WHAT IS EXPECTED: Report, as a bare number, how many lines of the material below contain the word "Output".

EXERCISE INPUT:
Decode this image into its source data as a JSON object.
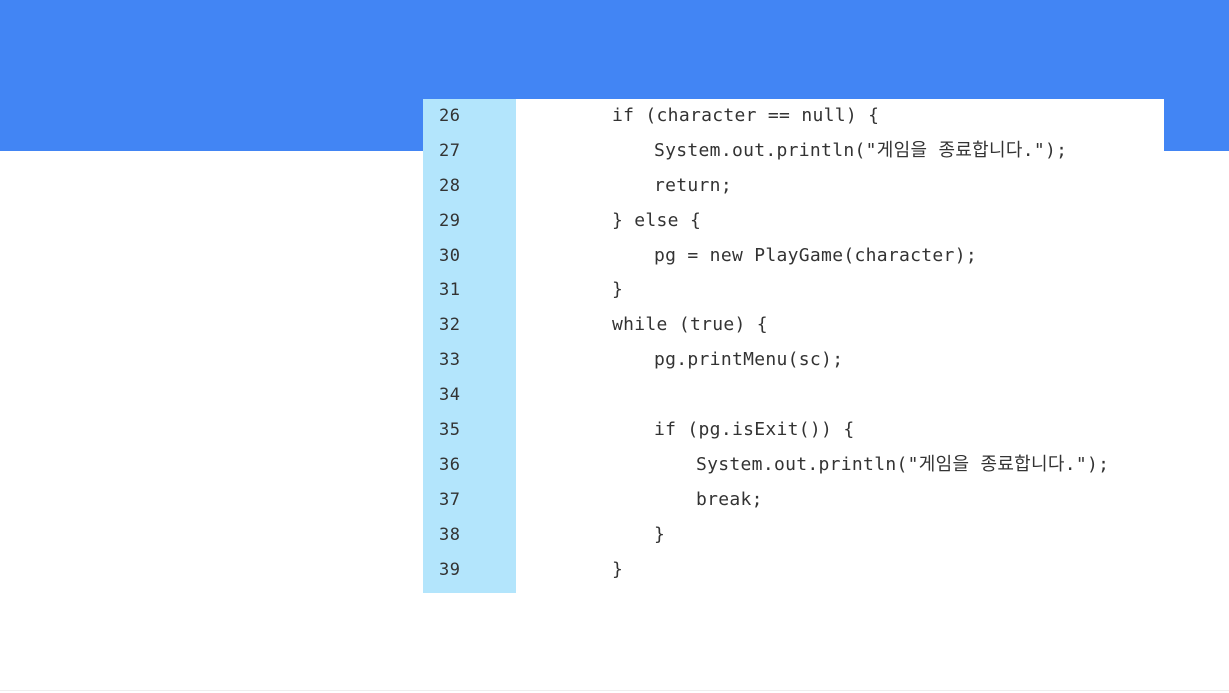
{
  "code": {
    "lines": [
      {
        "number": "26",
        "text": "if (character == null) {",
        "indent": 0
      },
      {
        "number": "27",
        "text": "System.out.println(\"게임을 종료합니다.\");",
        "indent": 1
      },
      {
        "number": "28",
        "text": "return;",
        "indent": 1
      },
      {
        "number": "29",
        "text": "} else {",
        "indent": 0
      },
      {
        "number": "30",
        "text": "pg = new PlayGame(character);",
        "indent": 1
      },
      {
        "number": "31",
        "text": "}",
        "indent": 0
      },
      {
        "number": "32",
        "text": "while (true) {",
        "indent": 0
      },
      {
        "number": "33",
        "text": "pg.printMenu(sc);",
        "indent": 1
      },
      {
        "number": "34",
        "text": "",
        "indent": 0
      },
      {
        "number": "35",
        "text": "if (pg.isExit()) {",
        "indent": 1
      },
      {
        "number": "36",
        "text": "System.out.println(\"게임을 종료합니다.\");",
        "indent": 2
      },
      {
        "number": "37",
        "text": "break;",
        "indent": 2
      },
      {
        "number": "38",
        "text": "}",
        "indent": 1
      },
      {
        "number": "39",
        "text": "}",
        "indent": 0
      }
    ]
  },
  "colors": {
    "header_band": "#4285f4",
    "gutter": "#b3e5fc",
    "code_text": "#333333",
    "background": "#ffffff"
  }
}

...

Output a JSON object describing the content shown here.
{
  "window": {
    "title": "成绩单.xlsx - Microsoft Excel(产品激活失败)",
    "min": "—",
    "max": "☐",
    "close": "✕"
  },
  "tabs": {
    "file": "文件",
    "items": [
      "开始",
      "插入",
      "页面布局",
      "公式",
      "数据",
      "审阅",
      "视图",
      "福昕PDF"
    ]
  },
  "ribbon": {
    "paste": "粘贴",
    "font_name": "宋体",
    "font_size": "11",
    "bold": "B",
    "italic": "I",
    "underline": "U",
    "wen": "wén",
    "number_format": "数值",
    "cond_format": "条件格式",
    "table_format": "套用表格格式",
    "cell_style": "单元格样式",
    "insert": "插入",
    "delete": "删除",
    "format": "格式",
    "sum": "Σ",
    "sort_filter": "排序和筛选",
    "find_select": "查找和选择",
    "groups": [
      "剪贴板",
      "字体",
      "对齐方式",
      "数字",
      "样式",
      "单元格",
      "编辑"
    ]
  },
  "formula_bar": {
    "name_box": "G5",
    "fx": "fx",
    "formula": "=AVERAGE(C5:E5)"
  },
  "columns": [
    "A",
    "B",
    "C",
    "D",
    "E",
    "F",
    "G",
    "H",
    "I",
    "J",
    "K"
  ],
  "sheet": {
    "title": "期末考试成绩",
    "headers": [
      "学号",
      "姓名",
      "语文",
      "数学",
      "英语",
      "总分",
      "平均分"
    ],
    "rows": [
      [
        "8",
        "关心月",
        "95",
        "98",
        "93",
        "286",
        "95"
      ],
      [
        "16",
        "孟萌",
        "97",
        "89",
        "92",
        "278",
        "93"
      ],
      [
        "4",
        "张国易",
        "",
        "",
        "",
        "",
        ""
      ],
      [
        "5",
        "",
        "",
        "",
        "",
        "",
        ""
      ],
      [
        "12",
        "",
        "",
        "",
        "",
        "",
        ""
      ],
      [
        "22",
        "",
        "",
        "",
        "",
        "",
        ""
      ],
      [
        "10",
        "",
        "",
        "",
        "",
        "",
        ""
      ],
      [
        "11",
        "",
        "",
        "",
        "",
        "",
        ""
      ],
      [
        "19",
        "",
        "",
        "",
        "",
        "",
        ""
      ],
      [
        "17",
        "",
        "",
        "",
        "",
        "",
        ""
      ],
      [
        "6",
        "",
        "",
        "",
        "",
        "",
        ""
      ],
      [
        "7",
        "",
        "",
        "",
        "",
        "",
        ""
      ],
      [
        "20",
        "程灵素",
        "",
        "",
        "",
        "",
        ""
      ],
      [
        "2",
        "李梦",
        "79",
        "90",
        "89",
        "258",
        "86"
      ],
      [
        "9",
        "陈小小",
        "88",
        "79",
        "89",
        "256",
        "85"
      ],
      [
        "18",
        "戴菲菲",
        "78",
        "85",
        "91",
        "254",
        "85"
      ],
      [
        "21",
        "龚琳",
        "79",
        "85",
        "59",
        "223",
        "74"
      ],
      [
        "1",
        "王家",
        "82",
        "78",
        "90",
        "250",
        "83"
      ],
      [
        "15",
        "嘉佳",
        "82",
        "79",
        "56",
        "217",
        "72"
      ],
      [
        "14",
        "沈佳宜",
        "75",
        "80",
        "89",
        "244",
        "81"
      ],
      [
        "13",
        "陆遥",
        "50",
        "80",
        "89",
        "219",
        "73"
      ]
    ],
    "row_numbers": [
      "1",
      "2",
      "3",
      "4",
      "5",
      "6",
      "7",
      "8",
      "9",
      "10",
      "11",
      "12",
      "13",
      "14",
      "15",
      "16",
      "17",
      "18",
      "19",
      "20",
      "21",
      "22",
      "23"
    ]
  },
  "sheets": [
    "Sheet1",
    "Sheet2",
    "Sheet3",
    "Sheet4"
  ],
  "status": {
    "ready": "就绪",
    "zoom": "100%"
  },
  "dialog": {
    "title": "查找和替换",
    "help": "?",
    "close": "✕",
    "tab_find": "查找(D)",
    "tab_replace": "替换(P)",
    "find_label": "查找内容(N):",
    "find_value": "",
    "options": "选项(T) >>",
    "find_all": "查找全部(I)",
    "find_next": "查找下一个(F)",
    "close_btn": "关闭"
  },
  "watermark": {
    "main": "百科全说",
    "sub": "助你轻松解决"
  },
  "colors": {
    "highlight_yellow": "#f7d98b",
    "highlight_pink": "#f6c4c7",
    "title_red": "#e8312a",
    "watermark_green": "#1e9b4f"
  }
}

---

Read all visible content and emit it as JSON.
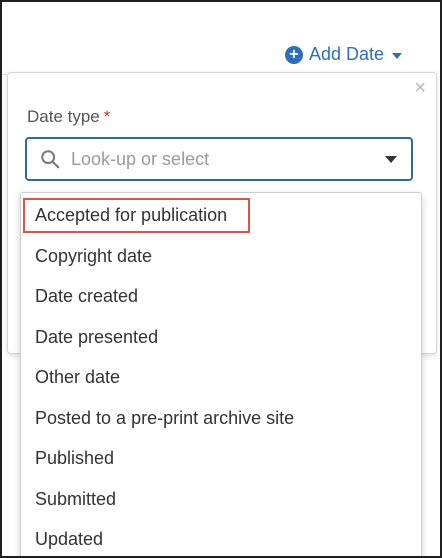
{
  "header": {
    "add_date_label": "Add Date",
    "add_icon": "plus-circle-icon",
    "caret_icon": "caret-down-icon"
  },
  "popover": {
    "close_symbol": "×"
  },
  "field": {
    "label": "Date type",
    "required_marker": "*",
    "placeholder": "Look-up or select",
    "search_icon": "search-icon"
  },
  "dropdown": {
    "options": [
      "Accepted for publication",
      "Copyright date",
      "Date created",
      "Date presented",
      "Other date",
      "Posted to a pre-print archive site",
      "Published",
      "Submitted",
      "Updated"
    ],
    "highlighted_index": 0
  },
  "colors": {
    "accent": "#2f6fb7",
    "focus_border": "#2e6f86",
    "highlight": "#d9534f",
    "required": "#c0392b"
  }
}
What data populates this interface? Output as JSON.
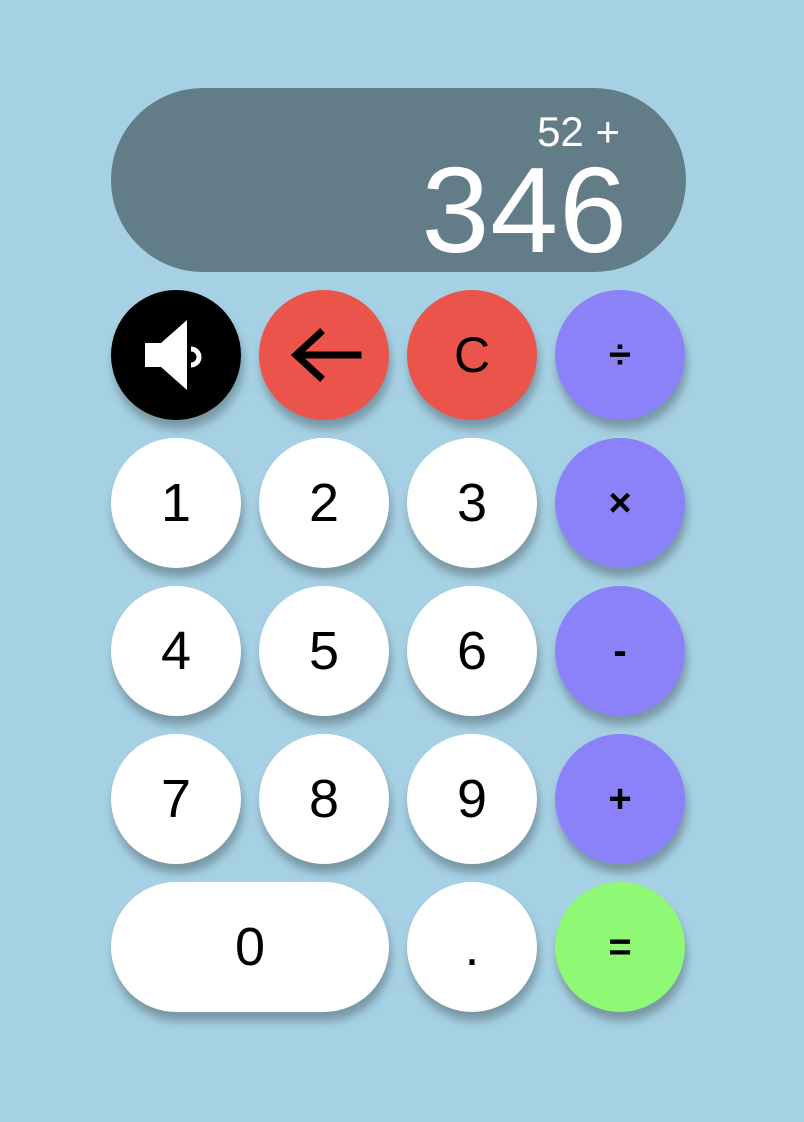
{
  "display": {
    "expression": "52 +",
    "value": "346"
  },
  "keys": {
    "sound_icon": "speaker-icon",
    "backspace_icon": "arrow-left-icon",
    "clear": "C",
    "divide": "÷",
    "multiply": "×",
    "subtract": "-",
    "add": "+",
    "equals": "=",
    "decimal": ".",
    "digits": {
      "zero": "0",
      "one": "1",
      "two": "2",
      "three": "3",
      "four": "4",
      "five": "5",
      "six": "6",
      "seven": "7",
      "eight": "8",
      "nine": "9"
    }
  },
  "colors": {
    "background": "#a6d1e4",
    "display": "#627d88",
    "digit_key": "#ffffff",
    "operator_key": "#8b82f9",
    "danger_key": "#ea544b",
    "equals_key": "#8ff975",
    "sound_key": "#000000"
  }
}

SOLUTION: 2